TEXT SECTION:
━━━━━━━━━━━━━━━━━━━━

With this method, we compute weight $w_t^{i,j}$ of the edge connecting $i$-th and $j$-th node as
$$
w^{i,j} = \left\{\begin{array}{cl}
     \exp \left(-\frac{\operatorname{dist}\left(i, j\right)^{2}}{\gamma}\right) & \operatorname{dist}\left(i, j\right) \leq \delta  \\
     0 & \text{otherwise}
\end{array}\right. ,
$$
where $\operatorname{dist}\left(i, j\right)$ is the distance between $i$-th and $j$-th node, $\gamma$ controls the width of the kernel and $\delta$ is a threshold. Notice that in this case the similarity matrix is not symmetric, since the original preprocessed distance matrix is not symmetric too.

So far so good, now we can build an adjacency matrix out ouf the computed similarity.

The method `dataset.get_connectivity()`, wraps the `dataset.get_similarity()` module, provides useful preprocessing options, and, eventually, returns a sparse (weighted) adjacency matrix.

In [30]:
adj = dataset.get_connectivity(threshold=0.1,
                               include_self=False,
                               normalize_axis=1,
                               layout="edge_index")

With this function call, under the hood we:

1. compute the similarity matrix as before
1. set to $0$ values below $0.1$ (`threshold=0.1`)
1. remove self loops (`include_self=False`)
1. normalize edge weights by the in degree of nodes (`normalize_axis=1`)
1. request the sparse COO layout of PyG (`layout="edge_index"`)

The connectivity matrix with `edge_index` layout is provided in COO format, adopting the convention and notation used in PyTorch Geometric. The returned connectivity is a tuple (`edge_index`, `edge_weight`), where `edge_index` lists all edges as pairs of source-target nodes (dimensions `[2, E]`) and `edge_weight` (dimension `[E]`) stores the corresponding weights.

In [31]:
prova = 70 ** 2
prova

4900

In [32]:
edge_index, edge_weight = adj

print(edge_index.shape)
print(edge_weight)

(2, 2316)
[0.00549751 0.0061028  0.00430149 ... 0.02189975 0.01458481 0.03844911]


In [33]:
prova - edge_index.shape[1]

2584

In [15]:
import numpy as np

In [18]:
edge_weight.shape

(287010,)

━━━━━━━━━━━━━━━━━━━━

[Saved entries]

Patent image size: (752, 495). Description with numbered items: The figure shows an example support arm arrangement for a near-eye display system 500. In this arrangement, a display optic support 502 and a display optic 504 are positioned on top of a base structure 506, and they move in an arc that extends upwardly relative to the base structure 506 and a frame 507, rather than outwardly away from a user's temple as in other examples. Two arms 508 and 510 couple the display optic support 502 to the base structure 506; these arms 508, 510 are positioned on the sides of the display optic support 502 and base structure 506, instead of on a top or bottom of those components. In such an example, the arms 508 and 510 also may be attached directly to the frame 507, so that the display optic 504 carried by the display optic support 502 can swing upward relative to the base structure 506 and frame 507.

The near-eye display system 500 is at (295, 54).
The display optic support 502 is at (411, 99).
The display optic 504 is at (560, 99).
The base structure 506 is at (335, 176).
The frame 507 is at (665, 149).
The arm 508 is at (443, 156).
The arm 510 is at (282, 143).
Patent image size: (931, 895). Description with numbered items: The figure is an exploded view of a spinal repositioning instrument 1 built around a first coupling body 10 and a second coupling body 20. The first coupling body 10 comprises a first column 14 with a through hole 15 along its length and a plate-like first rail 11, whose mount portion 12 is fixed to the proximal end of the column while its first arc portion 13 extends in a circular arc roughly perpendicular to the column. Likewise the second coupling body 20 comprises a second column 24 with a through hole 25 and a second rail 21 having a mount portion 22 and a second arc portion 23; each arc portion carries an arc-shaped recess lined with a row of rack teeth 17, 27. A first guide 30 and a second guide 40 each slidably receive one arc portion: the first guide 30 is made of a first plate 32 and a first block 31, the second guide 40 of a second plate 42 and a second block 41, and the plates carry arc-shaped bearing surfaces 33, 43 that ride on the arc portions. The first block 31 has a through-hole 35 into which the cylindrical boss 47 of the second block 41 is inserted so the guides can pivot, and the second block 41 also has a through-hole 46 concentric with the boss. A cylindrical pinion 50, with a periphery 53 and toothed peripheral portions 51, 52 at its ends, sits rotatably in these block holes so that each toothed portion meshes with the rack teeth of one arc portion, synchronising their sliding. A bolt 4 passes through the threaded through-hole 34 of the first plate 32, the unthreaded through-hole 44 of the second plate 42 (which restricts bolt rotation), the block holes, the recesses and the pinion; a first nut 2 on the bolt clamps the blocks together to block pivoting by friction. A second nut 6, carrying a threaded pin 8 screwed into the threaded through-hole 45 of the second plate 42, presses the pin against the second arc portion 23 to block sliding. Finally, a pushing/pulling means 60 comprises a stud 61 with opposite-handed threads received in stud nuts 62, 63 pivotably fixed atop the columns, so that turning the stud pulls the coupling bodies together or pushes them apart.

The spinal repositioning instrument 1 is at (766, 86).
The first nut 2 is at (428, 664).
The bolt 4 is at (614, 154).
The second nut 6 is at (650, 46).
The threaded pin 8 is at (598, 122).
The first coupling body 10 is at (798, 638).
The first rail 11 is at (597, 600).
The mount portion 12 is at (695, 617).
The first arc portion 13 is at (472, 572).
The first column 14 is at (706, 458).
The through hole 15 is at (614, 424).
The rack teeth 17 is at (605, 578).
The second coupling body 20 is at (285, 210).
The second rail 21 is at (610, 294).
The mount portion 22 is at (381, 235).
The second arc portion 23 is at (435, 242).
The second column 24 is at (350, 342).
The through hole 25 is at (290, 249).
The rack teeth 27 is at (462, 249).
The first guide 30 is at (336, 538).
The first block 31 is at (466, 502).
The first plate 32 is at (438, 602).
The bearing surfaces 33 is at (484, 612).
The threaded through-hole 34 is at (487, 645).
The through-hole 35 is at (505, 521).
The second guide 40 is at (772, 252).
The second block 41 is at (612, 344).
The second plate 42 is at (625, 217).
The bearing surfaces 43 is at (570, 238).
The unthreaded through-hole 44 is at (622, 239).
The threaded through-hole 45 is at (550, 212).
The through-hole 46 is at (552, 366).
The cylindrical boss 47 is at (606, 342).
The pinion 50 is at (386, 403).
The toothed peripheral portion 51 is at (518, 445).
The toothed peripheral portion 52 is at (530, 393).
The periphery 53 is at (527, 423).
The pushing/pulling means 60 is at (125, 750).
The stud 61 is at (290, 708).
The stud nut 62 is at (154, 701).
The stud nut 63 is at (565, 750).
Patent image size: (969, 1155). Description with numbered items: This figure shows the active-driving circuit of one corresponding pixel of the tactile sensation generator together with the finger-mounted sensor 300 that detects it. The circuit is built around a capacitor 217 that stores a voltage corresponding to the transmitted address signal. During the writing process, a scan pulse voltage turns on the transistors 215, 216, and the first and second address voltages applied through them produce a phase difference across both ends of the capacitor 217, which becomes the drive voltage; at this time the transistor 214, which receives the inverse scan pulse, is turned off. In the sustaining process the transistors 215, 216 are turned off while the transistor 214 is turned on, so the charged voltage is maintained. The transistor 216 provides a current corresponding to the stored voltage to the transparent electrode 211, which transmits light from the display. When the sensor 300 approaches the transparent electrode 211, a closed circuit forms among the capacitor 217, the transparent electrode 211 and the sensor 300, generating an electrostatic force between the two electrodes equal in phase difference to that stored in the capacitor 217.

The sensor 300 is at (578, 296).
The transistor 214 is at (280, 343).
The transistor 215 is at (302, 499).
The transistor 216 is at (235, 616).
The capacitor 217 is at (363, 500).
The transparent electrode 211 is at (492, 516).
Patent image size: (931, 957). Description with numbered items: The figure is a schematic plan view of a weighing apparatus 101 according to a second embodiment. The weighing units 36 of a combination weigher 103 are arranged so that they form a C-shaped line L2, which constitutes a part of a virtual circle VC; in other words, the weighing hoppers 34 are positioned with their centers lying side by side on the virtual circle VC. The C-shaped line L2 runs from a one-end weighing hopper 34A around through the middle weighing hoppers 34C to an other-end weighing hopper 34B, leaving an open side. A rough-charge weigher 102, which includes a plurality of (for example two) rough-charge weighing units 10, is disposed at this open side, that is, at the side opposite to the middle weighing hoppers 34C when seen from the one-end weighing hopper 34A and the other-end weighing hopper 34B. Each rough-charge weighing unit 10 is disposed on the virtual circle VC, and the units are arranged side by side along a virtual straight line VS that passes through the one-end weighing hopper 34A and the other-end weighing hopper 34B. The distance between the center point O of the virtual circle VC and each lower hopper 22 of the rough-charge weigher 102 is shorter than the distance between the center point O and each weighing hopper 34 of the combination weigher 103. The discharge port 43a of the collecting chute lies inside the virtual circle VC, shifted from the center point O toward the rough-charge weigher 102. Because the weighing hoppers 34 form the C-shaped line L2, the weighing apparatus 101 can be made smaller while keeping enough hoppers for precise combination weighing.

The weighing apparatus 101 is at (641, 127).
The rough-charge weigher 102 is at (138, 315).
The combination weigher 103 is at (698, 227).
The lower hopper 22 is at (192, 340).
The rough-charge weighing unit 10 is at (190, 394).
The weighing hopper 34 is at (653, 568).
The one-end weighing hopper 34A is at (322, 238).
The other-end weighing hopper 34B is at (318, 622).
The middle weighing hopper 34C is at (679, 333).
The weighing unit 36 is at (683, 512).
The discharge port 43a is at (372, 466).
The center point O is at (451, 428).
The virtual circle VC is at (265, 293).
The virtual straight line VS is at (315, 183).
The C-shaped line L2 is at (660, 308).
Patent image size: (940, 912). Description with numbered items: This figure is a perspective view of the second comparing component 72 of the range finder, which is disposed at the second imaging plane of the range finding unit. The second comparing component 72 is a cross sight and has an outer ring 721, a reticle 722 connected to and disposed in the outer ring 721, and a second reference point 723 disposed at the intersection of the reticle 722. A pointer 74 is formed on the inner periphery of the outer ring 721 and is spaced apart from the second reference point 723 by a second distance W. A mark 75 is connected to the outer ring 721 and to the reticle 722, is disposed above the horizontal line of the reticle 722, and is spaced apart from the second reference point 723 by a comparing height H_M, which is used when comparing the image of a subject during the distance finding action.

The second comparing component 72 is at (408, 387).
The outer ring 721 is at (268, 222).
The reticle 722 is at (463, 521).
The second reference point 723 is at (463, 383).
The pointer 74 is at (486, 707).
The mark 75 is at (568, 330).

━━━━━━━━━━━━━━━━━━━━

INSTRUCTIONS:
1 - In the adjacency-matrix walkthrough, retype the passage that begins with the words containing "The connectivity matrix" and ends with "print(edge_weight)".
2 - Write what comes next in the adjacency-matrix walkthrough, picking up after its final line.

OUTPUTS FOR THE TASKS:
1 -
The connectivity matrix with `edge_index` layout is provided in COO format, adopting the convention and notation used in PyTorch Geometric. The returned connectivity is a tuple (`edge_index`, `edge_weight`), where `edge_index` lists all edges as pairs of source-target nodes (dimensions `[2, E]`) and `edge_weight` (dimension `[E]`) stores the corresponding weights.

In [31]:
prova = 70 ** 2
prova

4900

In [32]:
edge_index, edge_weight = adj

print(edge_index.shape)
print(edge_weight)

2 -
In [19]:
np.count_nonzero(edge_weight)

287010

The dense layout corresponds to the weighted adjacency matrix $A \in \mathbb{R}^{N \times N}$. The module `tsl.ops.connectivity` contains useful operations for connectivities, including methods to change layout.

In [9]:
from tsl.ops.connectivity import edge_index_to_adj

dense = edge_index_to_adj(edge_index, edge_weight)
print(dense.shape)

(437, 437)


## Data processing
---

In this section, we will see how to transfer data from a dataset to an inference model (e.g., a spatiotemporal graph neural network).

### The SpatioTemporalDataset

The first class that comes in help is `tsl.data.SpatioTemporalDataset`. This class is a subclass of `torch.utils.data.Dataset` can be considered as wrapper of a `tsl` dataset providing the interface for further processing.

In particular, a `SpatioTemporalDataset` object can be used to achieve the following:
* perform the transformations required to feed the data to a model (e.g., casting to `torch.tensor`, handling different `shapes`)
* handling temporal slicing and windowing for training (e.g., split data in $\left( \text{window}, \text{horizon} \right)$ samples)
* defining the layout of inputs and targets (e.g., how node attributes and exogenous variables are arranged)
* preprocess data before creating a batch

Let's see how to go from a `Dataset` to a `SpatioTemporalDataset`.

In [10]:
from tsl.data import SpatioTemporalDataset

torch_dataset = SpatioTemporalDataset(*dataset.numpy(return_idx=True),
                                      connectivity=adj,
                                      mask=dataset.mask,
                                      horizon=12,
                                      window=12)
print(torch_dataset)

SpatioTemporalDataset(n_samples=8737, n_nodes=437, n_channels=1)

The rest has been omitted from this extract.